◆ MATERIAL SHOWN:
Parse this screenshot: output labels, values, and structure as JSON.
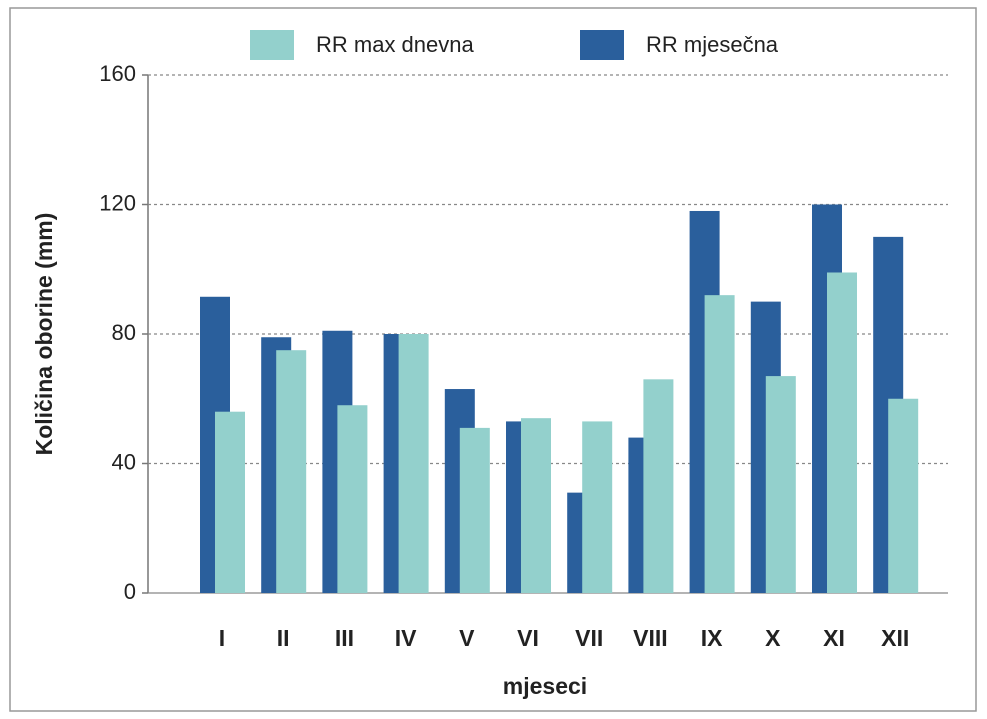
{
  "chart_data": {
    "type": "bar",
    "x_label": "mjeseci",
    "y_label": "Količina oborine (mm)",
    "categories": [
      "I",
      "II",
      "III",
      "IV",
      "V",
      "VI",
      "VII",
      "VIII",
      "IX",
      "X",
      "XI",
      "XII"
    ],
    "series": [
      {
        "name": "RR max dnevna",
        "color": "#93d0cc",
        "values": [
          56,
          75,
          58,
          80,
          51,
          54,
          53,
          66,
          92,
          67,
          99,
          60
        ]
      },
      {
        "name": "RR mjesečna",
        "color": "#2a5f9c",
        "values": [
          91.5,
          79,
          81,
          80,
          63,
          53,
          31,
          48,
          118,
          90,
          120,
          110
        ]
      }
    ],
    "ylim": [
      0,
      160
    ],
    "yticks": [
      0,
      40,
      80,
      120,
      160
    ],
    "grid": true,
    "legend": "top"
  }
}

◆ AIM: Using the records above, output their complete text exactly, minus any images.

◆ ANSWER FOR THE TASK:
Parse this screenshot: output labels, values, and structure as JSON.
{
  "chart_data": {
    "type": "bar",
    "x_label": "mjeseci",
    "y_label": "Količina oborine (mm)",
    "categories": [
      "I",
      "II",
      "III",
      "IV",
      "V",
      "VI",
      "VII",
      "VIII",
      "IX",
      "X",
      "XI",
      "XII"
    ],
    "series": [
      {
        "name": "RR max dnevna",
        "color": "#93d0cc",
        "values": [
          56,
          75,
          58,
          80,
          51,
          54,
          53,
          66,
          92,
          67,
          99,
          60
        ]
      },
      {
        "name": "RR mjesečna",
        "color": "#2a5f9c",
        "values": [
          91.5,
          79,
          81,
          80,
          63,
          53,
          31,
          48,
          118,
          90,
          120,
          110
        ]
      }
    ],
    "ylim": [
      0,
      160
    ],
    "yticks": [
      0,
      40,
      80,
      120,
      160
    ],
    "grid": true,
    "legend": "top"
  }
}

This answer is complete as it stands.